▶ [Directions]: Reproduce each line bearing the word "mnstate".

▶ [Dataset entries]:
---+---
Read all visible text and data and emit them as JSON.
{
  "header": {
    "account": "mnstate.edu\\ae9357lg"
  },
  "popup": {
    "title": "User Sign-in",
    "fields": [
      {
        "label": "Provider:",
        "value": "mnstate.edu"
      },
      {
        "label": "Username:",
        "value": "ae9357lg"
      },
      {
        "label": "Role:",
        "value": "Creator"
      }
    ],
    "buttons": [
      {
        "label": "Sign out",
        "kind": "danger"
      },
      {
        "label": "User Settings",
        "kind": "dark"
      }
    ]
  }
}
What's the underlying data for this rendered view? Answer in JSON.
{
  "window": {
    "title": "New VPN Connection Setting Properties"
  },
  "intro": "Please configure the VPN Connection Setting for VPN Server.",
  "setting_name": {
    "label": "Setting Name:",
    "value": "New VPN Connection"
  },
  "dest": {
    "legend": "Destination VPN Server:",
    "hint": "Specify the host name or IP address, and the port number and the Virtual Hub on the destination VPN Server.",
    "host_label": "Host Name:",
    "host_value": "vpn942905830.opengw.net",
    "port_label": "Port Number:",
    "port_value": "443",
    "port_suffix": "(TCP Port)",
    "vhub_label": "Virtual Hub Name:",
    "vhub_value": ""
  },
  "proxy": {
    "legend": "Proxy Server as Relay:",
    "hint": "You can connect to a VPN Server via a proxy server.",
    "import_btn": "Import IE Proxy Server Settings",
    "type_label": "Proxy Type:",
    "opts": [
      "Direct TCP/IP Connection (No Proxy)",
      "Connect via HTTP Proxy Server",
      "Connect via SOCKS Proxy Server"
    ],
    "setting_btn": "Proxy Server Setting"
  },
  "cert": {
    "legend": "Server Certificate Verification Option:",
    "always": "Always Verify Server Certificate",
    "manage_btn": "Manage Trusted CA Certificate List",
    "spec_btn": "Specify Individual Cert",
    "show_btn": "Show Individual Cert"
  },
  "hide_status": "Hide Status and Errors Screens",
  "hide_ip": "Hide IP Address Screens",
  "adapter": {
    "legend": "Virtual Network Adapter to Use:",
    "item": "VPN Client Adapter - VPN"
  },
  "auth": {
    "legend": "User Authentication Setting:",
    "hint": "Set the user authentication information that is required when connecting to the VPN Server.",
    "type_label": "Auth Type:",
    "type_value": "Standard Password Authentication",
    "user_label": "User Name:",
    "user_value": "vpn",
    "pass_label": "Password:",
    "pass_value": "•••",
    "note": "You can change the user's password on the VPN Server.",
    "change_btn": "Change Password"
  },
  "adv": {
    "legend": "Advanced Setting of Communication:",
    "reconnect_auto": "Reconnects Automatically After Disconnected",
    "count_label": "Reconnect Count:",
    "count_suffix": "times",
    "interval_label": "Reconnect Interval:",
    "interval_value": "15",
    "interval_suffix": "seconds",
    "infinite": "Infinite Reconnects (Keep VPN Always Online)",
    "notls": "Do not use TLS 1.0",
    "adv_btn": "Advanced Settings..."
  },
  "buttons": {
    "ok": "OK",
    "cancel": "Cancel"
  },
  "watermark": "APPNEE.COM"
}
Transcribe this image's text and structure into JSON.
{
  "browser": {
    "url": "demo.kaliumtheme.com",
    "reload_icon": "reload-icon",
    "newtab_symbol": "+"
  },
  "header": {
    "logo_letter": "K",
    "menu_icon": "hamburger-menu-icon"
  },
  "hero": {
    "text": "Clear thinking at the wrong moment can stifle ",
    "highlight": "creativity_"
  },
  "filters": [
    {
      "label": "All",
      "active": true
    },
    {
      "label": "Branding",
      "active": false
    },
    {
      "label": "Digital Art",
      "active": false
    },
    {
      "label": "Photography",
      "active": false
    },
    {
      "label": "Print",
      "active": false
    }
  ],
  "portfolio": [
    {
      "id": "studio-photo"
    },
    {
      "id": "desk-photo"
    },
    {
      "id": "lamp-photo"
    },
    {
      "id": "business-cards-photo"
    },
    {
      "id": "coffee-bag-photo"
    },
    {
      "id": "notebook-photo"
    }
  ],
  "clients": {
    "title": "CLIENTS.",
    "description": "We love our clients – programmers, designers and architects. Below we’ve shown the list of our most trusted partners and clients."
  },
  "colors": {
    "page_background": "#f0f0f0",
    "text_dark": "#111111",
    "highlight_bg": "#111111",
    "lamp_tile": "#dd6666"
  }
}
---+---
▶ [Response to this exercise]:
    "account": "mnstate.edu\\ae9357lg"
        "value": "mnstate.edu"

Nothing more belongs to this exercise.